### Direction
Check every line of the entries below for the word "xlabel", and copy the ones that have it.

### The data
## begin
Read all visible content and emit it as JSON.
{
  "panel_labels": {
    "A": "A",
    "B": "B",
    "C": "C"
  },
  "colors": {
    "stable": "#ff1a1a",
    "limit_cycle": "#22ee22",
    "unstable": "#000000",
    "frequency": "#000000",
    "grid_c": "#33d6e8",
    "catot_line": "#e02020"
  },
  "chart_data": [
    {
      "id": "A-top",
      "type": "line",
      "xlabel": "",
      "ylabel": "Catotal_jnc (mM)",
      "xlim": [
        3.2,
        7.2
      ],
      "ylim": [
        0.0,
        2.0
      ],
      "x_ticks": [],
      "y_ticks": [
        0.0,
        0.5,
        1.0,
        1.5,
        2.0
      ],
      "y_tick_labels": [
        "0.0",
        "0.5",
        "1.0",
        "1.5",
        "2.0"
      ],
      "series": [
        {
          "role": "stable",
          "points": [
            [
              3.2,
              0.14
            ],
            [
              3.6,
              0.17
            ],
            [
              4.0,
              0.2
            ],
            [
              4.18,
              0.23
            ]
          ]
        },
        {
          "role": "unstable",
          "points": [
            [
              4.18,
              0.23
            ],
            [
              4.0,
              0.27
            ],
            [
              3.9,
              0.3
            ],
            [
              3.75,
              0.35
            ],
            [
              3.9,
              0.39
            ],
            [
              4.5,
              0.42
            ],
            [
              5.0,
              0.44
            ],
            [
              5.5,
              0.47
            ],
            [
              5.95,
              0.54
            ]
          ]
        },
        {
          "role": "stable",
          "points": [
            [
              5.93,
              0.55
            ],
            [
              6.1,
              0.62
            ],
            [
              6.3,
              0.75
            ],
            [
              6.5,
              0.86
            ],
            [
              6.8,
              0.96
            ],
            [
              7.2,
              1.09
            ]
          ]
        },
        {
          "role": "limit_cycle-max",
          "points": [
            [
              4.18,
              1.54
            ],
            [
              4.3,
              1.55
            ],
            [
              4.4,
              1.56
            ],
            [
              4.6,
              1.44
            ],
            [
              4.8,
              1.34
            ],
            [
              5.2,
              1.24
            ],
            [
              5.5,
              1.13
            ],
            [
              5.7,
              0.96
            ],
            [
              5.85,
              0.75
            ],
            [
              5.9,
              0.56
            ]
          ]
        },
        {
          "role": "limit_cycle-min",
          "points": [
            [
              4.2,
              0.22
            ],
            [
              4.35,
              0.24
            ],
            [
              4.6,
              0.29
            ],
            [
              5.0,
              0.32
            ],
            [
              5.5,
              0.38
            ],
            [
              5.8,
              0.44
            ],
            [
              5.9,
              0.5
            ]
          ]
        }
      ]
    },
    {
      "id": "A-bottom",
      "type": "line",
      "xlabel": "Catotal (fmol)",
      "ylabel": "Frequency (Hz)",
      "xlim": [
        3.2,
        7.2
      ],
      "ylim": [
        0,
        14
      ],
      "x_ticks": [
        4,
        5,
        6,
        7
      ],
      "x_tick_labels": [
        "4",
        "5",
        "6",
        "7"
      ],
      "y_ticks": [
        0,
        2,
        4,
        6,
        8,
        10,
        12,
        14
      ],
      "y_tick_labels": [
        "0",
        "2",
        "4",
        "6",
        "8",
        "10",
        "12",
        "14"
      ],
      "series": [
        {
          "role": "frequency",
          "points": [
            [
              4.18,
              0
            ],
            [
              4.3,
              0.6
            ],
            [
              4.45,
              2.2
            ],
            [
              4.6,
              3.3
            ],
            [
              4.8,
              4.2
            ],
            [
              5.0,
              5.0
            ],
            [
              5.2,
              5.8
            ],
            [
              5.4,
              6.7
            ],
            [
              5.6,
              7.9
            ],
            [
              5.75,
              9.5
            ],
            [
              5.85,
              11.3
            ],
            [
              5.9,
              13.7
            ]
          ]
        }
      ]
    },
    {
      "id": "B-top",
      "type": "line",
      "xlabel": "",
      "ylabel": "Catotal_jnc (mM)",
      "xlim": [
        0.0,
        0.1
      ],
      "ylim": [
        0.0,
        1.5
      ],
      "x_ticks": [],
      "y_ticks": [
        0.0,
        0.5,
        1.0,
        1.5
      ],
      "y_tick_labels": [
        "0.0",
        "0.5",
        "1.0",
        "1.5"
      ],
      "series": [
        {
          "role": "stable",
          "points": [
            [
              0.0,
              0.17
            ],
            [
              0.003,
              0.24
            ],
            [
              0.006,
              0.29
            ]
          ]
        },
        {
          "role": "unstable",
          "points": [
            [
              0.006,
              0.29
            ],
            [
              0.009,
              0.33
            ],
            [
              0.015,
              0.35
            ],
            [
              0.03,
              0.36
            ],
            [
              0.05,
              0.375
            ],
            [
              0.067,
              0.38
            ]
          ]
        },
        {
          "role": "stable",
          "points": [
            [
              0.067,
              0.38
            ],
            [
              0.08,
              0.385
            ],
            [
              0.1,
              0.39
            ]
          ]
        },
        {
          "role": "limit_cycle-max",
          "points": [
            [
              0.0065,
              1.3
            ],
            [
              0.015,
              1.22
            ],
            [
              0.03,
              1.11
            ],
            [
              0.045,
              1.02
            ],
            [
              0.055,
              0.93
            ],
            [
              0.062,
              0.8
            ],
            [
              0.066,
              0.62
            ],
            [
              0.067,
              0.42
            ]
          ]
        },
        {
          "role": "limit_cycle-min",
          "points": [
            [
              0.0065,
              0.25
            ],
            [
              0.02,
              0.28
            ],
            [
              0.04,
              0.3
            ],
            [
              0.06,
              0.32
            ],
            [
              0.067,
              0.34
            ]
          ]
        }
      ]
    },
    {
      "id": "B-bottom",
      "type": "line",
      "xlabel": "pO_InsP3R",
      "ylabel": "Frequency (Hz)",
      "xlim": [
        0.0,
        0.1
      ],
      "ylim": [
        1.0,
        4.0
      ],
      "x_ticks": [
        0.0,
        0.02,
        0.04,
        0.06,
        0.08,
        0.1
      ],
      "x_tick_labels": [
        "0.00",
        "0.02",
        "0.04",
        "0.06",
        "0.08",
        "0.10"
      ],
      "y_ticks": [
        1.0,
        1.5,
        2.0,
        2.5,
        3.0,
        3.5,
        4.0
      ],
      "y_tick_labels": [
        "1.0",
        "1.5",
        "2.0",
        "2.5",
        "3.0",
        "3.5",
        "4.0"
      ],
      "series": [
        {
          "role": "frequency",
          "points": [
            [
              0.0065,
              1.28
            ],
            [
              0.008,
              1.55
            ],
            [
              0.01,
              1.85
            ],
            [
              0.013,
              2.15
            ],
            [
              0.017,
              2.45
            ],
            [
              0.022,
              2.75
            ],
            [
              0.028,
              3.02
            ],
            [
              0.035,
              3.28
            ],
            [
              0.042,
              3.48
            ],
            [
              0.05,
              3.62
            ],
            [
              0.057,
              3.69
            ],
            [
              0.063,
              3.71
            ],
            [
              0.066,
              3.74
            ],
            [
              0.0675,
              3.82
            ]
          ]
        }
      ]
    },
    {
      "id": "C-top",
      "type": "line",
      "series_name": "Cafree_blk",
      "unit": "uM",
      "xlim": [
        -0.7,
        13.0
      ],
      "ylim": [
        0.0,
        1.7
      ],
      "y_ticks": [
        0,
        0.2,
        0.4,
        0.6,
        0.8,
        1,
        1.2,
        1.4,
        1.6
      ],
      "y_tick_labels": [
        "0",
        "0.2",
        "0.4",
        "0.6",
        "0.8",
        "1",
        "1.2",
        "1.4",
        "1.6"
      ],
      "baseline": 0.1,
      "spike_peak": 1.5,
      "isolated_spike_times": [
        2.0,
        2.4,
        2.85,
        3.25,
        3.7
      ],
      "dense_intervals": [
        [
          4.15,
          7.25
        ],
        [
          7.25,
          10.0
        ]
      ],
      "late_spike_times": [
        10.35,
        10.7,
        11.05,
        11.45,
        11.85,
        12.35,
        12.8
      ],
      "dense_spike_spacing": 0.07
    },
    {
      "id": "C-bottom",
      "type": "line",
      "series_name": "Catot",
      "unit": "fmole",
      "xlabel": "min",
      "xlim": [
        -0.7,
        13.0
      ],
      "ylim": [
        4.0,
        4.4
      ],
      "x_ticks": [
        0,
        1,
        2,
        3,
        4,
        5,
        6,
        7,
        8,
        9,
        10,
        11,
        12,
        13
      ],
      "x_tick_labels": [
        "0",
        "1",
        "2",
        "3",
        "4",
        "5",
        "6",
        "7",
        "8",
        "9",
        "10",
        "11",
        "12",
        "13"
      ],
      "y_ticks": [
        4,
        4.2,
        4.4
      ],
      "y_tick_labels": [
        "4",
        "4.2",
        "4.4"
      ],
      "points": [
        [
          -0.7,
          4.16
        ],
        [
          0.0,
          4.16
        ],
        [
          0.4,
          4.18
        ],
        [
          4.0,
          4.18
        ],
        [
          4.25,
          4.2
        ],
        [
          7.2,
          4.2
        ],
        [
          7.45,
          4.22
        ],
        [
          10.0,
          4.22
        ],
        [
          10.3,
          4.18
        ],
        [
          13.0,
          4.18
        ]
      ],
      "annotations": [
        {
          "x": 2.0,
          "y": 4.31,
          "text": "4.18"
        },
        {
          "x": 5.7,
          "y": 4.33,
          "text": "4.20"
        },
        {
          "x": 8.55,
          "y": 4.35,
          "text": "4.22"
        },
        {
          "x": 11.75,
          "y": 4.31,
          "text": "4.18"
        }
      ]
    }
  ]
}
## end
### Exercise output
      "xlabel": "",
      "xlabel": "Catotal (fmol)",
      "xlabel": "",
      "xlabel": "pO_InsP3R",
      "xlabel": "min",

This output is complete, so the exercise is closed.